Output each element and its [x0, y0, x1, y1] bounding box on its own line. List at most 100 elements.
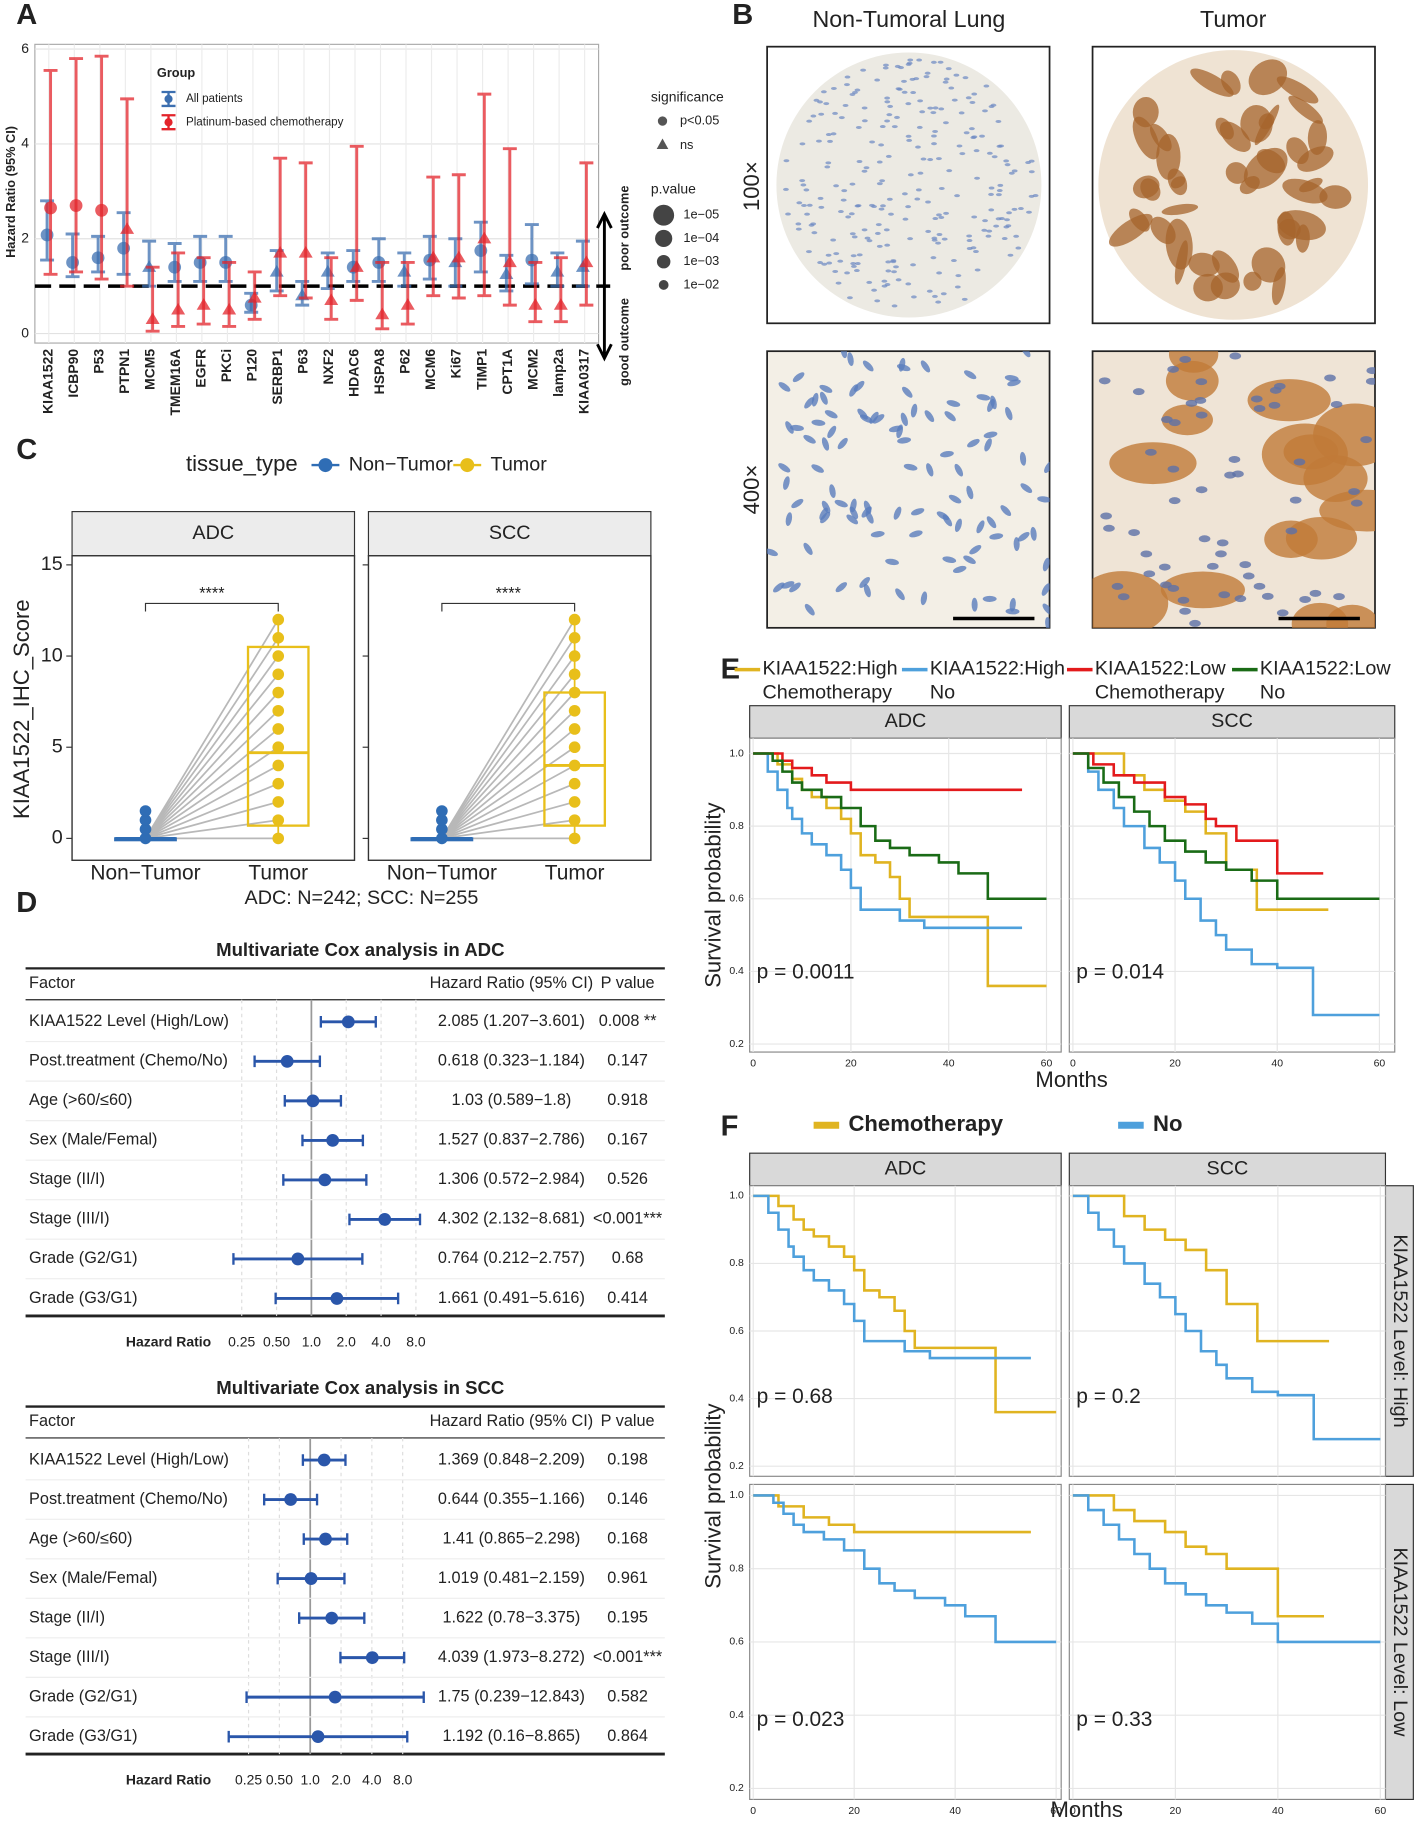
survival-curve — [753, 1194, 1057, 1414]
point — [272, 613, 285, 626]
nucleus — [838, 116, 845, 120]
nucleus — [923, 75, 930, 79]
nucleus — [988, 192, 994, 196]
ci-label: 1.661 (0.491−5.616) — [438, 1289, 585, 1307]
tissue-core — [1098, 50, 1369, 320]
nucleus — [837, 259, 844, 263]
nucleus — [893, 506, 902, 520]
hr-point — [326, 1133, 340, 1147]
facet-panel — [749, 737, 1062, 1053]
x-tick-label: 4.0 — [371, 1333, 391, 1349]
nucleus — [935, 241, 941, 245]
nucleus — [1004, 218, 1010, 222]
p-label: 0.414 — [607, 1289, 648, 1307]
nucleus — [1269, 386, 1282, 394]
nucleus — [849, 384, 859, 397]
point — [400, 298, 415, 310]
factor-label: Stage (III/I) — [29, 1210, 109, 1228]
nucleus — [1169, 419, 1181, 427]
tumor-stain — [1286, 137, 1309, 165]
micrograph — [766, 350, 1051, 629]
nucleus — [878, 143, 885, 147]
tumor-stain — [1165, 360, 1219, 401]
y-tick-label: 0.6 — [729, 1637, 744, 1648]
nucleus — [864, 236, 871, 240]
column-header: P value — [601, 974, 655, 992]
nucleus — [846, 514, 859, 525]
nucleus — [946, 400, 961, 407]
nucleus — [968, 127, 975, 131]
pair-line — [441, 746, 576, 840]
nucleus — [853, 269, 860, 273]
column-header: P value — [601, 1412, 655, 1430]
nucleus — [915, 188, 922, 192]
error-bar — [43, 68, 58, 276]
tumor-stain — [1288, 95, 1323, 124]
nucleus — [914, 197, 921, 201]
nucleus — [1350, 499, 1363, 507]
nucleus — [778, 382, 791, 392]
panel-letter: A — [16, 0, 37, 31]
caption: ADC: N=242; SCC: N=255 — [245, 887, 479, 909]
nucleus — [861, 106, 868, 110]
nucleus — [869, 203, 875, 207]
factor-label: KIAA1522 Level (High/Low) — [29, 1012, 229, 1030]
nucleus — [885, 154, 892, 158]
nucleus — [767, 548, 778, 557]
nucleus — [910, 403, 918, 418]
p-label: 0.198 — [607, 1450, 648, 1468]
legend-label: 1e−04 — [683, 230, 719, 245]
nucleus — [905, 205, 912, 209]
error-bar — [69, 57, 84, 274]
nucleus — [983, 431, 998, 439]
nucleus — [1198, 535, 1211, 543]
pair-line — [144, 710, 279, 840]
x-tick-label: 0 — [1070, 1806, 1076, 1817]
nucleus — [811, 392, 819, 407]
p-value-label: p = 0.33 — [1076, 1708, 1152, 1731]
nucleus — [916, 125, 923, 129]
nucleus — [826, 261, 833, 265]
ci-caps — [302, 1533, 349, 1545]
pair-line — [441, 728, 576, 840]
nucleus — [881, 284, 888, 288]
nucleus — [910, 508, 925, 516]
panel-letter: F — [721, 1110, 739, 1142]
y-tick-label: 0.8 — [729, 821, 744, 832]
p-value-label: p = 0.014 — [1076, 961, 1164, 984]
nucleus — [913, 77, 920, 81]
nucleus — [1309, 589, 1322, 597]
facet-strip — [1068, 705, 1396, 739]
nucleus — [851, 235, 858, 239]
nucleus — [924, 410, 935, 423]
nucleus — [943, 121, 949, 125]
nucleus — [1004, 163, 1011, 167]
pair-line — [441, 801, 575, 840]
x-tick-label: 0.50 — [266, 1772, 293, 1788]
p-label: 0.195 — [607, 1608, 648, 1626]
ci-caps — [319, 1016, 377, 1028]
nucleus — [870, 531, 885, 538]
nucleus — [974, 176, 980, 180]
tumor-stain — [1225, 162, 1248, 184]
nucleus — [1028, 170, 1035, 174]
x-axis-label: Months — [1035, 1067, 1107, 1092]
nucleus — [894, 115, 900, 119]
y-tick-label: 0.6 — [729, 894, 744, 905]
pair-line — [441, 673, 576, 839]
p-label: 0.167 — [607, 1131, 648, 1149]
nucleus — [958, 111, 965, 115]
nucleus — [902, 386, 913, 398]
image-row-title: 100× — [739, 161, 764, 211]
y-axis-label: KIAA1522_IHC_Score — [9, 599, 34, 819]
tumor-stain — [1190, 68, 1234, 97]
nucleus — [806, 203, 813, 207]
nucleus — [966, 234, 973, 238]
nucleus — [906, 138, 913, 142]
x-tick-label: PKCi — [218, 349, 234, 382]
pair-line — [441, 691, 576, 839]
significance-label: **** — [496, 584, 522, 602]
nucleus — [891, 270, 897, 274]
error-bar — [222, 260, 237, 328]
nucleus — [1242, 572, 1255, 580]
----------------
PROBLEM DESCRIPTION: The answer must be the full listing retyped exactly, with no pictures in it.

RESULT:
Output each element and its [x0, y0, x1, y1] bounding box on its own line. List at most 100 elements.
survival-curve — [753, 1194, 1057, 1414]
point — [272, 613, 285, 626]
nucleus — [838, 116, 845, 120]
nucleus — [923, 75, 930, 79]
nucleus — [988, 192, 994, 196]
ci-label: 1.661 (0.491−5.616) — [438, 1289, 585, 1307]
tissue-core — [1098, 50, 1369, 320]
nucleus — [837, 259, 844, 263]
nucleus — [893, 506, 902, 520]
hr-point — [326, 1133, 340, 1147]
facet-panel — [749, 737, 1062, 1053]
x-tick-label: 4.0 — [371, 1333, 391, 1349]
nucleus — [935, 241, 941, 245]
nucleus — [1004, 218, 1010, 222]
p-label: 0.414 — [607, 1289, 648, 1307]
nucleus — [1269, 386, 1282, 394]
nucleus — [849, 384, 859, 397]
point — [400, 298, 415, 310]
factor-label: Stage (III/I) — [29, 1210, 109, 1228]
nucleus — [1169, 419, 1181, 427]
tumor-stain — [1286, 137, 1309, 165]
micrograph — [766, 350, 1051, 629]
nucleus — [878, 143, 885, 147]
tumor-stain — [1165, 360, 1219, 401]
y-tick-label: 0.6 — [729, 1637, 744, 1648]
nucleus — [864, 236, 871, 240]
column-header: P value — [601, 974, 655, 992]
nucleus — [846, 514, 859, 525]
nucleus — [946, 400, 961, 407]
nucleus — [968, 127, 975, 131]
pair-line — [441, 746, 576, 840]
nucleus — [853, 269, 860, 273]
column-header: P value — [601, 1412, 655, 1430]
nucleus — [915, 188, 922, 192]
error-bar — [43, 68, 58, 276]
tumor-stain — [1288, 95, 1323, 124]
nucleus — [914, 197, 921, 201]
nucleus — [1350, 499, 1363, 507]
nucleus — [778, 382, 791, 392]
panel-letter: A — [16, 0, 37, 31]
caption: ADC: N=242; SCC: N=255 — [245, 887, 479, 909]
nucleus — [861, 106, 868, 110]
nucleus — [869, 203, 875, 207]
factor-label: KIAA1522 Level (High/Low) — [29, 1012, 229, 1030]
nucleus — [885, 154, 892, 158]
nucleus — [767, 548, 778, 557]
nucleus — [910, 403, 918, 418]
p-label: 0.198 — [607, 1450, 648, 1468]
legend-label: 1e−04 — [683, 230, 719, 245]
nucleus — [905, 205, 912, 209]
error-bar — [69, 57, 84, 274]
nucleus — [983, 431, 998, 439]
nucleus — [1198, 535, 1211, 543]
pair-line — [144, 710, 279, 840]
x-tick-label: 0 — [1070, 1806, 1076, 1817]
nucleus — [811, 392, 819, 407]
p-value-label: p = 0.33 — [1076, 1708, 1152, 1731]
nucleus — [916, 125, 923, 129]
nucleus — [826, 261, 833, 265]
ci-caps — [302, 1533, 349, 1545]
pair-line — [441, 728, 576, 840]
nucleus — [881, 284, 888, 288]
nucleus — [910, 508, 925, 516]
panel-letter: F — [721, 1110, 739, 1142]
y-tick-label: 0.8 — [729, 821, 744, 832]
p-value-label: p = 0.014 — [1076, 961, 1164, 984]
nucleus — [913, 77, 920, 81]
nucleus — [1309, 589, 1322, 597]
facet-strip — [1068, 705, 1396, 739]
nucleus — [851, 235, 858, 239]
nucleus — [924, 410, 935, 423]
nucleus — [943, 121, 949, 125]
nucleus — [1004, 163, 1011, 167]
pair-line — [441, 801, 575, 840]
x-tick-label: 0.50 — [266, 1772, 293, 1788]
p-label: 0.195 — [607, 1608, 648, 1626]
ci-caps — [319, 1016, 377, 1028]
nucleus — [870, 531, 885, 538]
nucleus — [974, 176, 980, 180]
tumor-stain — [1225, 162, 1248, 184]
nucleus — [1028, 170, 1035, 174]
x-axis-label: Months — [1035, 1067, 1107, 1092]
nucleus — [894, 115, 900, 119]
y-tick-label: 0.6 — [729, 894, 744, 905]
pair-line — [441, 673, 576, 839]
p-label: 0.167 — [607, 1131, 648, 1149]
nucleus — [958, 111, 965, 115]
nucleus — [902, 386, 913, 398]
image-row-title: 100× — [739, 161, 764, 211]
y-axis-label: KIAA1522_IHC_Score — [9, 599, 34, 819]
tumor-stain — [1190, 68, 1234, 97]
nucleus — [806, 203, 813, 207]
nucleus — [966, 234, 973, 238]
nucleus — [906, 138, 913, 142]
x-tick-label: PKCi — [218, 349, 234, 382]
pair-line — [441, 691, 576, 839]
significance-label: **** — [496, 584, 522, 602]
nucleus — [891, 270, 897, 274]
error-bar — [222, 260, 237, 328]
nucleus — [1242, 572, 1255, 580]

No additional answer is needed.